---------- Data excerpts ----------

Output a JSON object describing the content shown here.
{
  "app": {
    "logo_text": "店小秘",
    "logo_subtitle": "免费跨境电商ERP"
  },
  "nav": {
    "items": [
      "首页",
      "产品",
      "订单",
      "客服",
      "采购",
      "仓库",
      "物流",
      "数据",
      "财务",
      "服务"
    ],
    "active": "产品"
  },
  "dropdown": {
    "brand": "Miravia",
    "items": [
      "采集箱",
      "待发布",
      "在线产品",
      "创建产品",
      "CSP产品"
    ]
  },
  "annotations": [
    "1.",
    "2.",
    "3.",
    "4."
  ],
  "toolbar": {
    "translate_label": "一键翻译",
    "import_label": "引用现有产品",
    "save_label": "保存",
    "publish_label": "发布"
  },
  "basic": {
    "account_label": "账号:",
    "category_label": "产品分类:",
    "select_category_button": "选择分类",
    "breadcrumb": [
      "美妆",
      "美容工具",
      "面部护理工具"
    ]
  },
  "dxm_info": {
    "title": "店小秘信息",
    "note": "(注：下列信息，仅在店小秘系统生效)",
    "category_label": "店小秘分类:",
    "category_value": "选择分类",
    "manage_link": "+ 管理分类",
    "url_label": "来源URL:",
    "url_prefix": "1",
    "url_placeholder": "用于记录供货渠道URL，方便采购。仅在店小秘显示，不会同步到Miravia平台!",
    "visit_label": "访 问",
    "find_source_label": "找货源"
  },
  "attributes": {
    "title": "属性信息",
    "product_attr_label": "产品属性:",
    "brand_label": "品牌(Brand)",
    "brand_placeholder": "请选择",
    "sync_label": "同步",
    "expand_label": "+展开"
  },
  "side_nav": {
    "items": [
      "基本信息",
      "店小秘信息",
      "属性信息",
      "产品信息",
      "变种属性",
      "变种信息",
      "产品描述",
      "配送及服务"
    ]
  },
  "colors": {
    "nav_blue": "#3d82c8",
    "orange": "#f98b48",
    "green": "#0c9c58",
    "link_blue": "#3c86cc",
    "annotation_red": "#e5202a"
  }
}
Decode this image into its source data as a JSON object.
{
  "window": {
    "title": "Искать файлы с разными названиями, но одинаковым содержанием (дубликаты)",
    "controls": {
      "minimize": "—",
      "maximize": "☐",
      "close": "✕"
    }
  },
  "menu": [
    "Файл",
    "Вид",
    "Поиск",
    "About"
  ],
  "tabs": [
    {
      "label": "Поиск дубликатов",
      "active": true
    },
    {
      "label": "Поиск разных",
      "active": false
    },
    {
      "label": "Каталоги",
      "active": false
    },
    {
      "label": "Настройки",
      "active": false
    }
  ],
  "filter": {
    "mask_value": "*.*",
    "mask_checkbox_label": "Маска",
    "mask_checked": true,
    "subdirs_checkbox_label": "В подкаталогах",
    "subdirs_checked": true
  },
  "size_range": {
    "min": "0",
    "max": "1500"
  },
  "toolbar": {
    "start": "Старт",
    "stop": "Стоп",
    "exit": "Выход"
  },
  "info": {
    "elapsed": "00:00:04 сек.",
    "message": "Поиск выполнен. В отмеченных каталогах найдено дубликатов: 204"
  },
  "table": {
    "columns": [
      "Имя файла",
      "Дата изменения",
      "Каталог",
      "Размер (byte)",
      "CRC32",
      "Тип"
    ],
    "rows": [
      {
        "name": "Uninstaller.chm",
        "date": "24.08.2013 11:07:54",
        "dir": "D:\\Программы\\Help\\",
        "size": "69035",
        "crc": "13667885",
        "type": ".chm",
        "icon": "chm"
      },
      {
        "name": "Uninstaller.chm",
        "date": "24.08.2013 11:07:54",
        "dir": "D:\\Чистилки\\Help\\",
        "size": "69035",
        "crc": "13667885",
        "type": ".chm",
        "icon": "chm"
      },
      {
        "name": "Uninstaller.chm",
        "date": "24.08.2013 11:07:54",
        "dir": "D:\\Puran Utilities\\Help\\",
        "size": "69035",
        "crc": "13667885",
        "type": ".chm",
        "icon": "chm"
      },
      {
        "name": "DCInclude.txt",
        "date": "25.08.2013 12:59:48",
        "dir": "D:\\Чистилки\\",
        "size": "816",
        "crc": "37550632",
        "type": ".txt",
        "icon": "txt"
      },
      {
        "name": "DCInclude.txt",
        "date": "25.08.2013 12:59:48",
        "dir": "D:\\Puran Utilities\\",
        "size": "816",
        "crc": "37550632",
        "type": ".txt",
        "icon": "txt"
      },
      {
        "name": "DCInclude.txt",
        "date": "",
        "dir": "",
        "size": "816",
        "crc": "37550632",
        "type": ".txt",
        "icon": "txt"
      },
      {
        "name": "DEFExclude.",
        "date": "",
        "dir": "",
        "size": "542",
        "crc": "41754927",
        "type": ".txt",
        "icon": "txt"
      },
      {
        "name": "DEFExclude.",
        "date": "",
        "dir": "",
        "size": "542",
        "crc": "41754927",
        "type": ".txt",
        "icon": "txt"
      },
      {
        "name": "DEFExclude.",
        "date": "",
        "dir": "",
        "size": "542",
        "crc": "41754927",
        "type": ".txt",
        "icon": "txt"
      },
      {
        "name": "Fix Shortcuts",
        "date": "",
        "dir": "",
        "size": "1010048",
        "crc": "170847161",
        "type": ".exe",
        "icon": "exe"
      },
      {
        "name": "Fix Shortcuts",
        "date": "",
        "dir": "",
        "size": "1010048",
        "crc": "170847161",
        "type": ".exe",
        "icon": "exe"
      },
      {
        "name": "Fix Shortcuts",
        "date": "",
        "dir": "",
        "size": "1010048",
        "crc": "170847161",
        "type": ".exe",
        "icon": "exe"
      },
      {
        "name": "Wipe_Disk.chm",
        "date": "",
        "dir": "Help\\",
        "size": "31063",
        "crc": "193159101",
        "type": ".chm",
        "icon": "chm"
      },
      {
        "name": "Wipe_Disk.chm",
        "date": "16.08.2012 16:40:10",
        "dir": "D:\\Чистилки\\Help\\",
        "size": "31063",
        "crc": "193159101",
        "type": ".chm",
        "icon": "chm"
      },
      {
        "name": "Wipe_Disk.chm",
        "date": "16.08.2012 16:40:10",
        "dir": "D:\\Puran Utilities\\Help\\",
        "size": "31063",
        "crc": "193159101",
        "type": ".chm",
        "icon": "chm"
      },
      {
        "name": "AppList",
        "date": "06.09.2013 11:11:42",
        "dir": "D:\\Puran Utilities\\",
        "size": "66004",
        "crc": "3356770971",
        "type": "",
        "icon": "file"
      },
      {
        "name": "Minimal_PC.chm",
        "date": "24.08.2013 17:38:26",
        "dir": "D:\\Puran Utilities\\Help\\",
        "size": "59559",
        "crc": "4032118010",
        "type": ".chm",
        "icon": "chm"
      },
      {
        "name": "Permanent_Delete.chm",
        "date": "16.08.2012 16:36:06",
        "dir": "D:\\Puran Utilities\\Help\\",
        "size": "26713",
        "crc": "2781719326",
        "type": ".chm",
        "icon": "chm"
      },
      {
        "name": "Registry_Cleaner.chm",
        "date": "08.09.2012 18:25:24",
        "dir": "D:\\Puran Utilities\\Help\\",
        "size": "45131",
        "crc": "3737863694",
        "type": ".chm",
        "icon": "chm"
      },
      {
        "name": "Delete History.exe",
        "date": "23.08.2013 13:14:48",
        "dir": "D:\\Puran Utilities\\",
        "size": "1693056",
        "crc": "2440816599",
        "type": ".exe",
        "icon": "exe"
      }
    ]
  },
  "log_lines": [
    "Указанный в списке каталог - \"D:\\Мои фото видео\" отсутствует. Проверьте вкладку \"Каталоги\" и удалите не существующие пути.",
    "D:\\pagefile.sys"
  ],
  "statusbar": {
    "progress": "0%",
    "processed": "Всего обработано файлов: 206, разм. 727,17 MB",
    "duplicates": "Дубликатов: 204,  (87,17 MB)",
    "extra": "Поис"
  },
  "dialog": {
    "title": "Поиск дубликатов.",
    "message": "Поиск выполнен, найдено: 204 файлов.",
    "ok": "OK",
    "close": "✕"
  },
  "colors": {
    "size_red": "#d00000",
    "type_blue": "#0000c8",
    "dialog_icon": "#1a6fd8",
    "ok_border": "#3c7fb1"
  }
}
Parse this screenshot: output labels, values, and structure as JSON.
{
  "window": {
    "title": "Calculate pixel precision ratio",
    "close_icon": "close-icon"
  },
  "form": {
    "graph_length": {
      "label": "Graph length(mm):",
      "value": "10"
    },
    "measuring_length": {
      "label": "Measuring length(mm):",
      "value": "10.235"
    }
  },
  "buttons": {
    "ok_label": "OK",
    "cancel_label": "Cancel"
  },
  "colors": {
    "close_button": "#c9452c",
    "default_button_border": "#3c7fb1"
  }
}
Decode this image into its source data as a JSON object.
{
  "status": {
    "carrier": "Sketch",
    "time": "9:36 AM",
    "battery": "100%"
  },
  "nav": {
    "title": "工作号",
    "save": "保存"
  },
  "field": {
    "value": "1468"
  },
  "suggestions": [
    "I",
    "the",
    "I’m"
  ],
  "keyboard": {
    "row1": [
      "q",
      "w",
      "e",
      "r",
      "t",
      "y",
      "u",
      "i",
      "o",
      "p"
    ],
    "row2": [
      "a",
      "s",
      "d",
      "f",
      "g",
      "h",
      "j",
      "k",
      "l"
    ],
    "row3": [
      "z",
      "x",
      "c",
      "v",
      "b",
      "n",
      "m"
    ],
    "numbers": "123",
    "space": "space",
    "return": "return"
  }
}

----------

> _Aim of the exercise_
Look for lines containing the string "true" and copy them all.

> _Task solution_
      "active": true
    "mask_checked": true,
    "subdirs_checked": true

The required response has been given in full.